Copy out all of the material, matching it word for word.
─── Given data ───
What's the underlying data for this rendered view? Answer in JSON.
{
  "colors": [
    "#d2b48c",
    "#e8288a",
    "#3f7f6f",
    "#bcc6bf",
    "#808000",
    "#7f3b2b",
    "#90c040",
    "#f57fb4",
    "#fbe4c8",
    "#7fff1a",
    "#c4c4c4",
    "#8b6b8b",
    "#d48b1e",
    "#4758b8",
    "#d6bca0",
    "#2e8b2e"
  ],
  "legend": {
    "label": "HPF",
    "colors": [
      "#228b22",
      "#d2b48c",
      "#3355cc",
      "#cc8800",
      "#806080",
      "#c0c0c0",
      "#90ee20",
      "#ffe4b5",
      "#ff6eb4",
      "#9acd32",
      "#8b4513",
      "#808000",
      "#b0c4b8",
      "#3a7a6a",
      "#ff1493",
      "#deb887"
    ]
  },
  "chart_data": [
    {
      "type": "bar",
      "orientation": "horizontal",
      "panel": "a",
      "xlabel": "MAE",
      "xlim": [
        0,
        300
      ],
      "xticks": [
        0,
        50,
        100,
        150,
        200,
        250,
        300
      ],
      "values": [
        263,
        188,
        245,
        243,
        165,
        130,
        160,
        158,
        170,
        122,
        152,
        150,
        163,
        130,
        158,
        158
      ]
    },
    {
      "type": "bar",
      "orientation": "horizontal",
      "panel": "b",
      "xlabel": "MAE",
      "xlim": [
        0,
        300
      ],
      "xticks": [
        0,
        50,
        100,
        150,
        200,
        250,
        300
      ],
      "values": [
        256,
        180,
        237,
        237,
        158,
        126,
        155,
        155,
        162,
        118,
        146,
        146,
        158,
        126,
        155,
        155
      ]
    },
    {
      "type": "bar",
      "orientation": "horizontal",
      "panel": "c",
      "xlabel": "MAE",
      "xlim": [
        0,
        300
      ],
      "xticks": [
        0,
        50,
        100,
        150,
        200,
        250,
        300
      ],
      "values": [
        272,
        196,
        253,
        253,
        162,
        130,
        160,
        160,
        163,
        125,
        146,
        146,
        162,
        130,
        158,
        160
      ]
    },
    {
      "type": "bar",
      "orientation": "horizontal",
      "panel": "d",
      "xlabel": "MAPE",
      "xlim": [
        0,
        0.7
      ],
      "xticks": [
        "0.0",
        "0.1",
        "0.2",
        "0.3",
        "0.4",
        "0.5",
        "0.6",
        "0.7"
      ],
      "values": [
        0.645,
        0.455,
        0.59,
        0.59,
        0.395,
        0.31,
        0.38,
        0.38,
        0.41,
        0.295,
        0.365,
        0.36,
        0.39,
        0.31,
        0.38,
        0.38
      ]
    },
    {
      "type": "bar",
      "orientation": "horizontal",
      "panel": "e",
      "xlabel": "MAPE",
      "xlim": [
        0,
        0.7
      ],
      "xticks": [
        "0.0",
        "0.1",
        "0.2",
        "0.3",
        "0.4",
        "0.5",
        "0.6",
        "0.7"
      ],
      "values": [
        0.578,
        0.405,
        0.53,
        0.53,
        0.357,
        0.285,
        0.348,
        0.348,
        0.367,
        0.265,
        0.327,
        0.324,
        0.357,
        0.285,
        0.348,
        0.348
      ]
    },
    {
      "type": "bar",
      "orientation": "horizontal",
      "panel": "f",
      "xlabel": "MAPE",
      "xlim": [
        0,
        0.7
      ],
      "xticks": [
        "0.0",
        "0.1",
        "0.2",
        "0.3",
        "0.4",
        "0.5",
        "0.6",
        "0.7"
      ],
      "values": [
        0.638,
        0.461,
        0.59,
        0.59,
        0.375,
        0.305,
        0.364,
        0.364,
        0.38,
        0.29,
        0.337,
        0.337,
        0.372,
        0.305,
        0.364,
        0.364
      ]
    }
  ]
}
───
**Worked answer**
What's the underlying data for this rendered view? Answer in JSON.
{
  "colors": [
    "#d2b48c",
    "#e8288a",
    "#3f7f6f",
    "#bcc6bf",
    "#808000",
    "#7f3b2b",
    "#90c040",
    "#f57fb4",
    "#fbe4c8",
    "#7fff1a",
    "#c4c4c4",
    "#8b6b8b",
    "#d48b1e",
    "#4758b8",
    "#d6bca0",
    "#2e8b2e"
  ],
  "legend": {
    "label": "HPF",
    "colors": [
      "#228b22",
      "#d2b48c",
      "#3355cc",
      "#cc8800",
      "#806080",
      "#c0c0c0",
      "#90ee20",
      "#ffe4b5",
      "#ff6eb4",
      "#9acd32",
      "#8b4513",
      "#808000",
      "#b0c4b8",
      "#3a7a6a",
      "#ff1493",
      "#deb887"
    ]
  },
  "chart_data": [
    {
      "type": "bar",
      "orientation": "horizontal",
      "panel": "a",
      "xlabel": "MAE",
      "xlim": [
        0,
        300
      ],
      "xticks": [
        0,
        50,
        100,
        150,
        200,
        250,
        300
      ],
      "values": [
        263,
        188,
        245,
        243,
        165,
        130,
        160,
        158,
        170,
        122,
        152,
        150,
        163,
        130,
        158,
        158
      ]
    },
    {
      "type": "bar",
      "orientation": "horizontal",
      "panel": "b",
      "xlabel": "MAE",
      "xlim": [
        0,
        300
      ],
      "xticks": [
        0,
        50,
        100,
        150,
        200,
        250,
        300
      ],
      "values": [
        256,
        180,
        237,
        237,
        158,
        126,
        155,
        155,
        162,
        118,
        146,
        146,
        158,
        126,
        155,
        155
      ]
    },
    {
      "type": "bar",
      "orientation": "horizontal",
      "panel": "c",
      "xlabel": "MAE",
      "xlim": [
        0,
        300
      ],
      "xticks": [
        0,
        50,
        100,
        150,
        200,
        250,
        300
      ],
      "values": [
        272,
        196,
        253,
        253,
        162,
        130,
        160,
        160,
        163,
        125,
        146,
        146,
        162,
        130,
        158,
        160
      ]
    },
    {
      "type": "bar",
      "orientation": "horizontal",
      "panel": "d",
      "xlabel": "MAPE",
      "xlim": [
        0,
        0.7
      ],
      "xticks": [
        "0.0",
        "0.1",
        "0.2",
        "0.3",
        "0.4",
        "0.5",
        "0.6",
        "0.7"
      ],
      "values": [
        0.645,
        0.455,
        0.59,
        0.59,
        0.395,
        0.31,
        0.38,
        0.38,
        0.41,
        0.295,
        0.365,
        0.36,
        0.39,
        0.31,
        0.38,
        0.38
      ]
    },
    {
      "type": "bar",
      "orientation": "horizontal",
      "panel": "e",
      "xlabel": "MAPE",
      "xlim": [
        0,
        0.7
      ],
      "xticks": [
        "0.0",
        "0.1",
        "0.2",
        "0.3",
        "0.4",
        "0.5",
        "0.6",
        "0.7"
      ],
      "values": [
        0.578,
        0.405,
        0.53,
        0.53,
        0.357,
        0.285,
        0.348,
        0.348,
        0.367,
        0.265,
        0.327,
        0.324,
        0.357,
        0.285,
        0.348,
        0.348
      ]
    },
    {
      "type": "bar",
      "orientation": "horizontal",
      "panel": "f",
      "xlabel": "MAPE",
      "xlim": [
        0,
        0.7
      ],
      "xticks": [
        "0.0",
        "0.1",
        "0.2",
        "0.3",
        "0.4",
        "0.5",
        "0.6",
        "0.7"
      ],
      "values": [
        0.638,
        0.461,
        0.59,
        0.59,
        0.375,
        0.305,
        0.364,
        0.364,
        0.38,
        0.29,
        0.337,
        0.337,
        0.372,
        0.305,
        0.364,
        0.364
      ]
    }
  ]
}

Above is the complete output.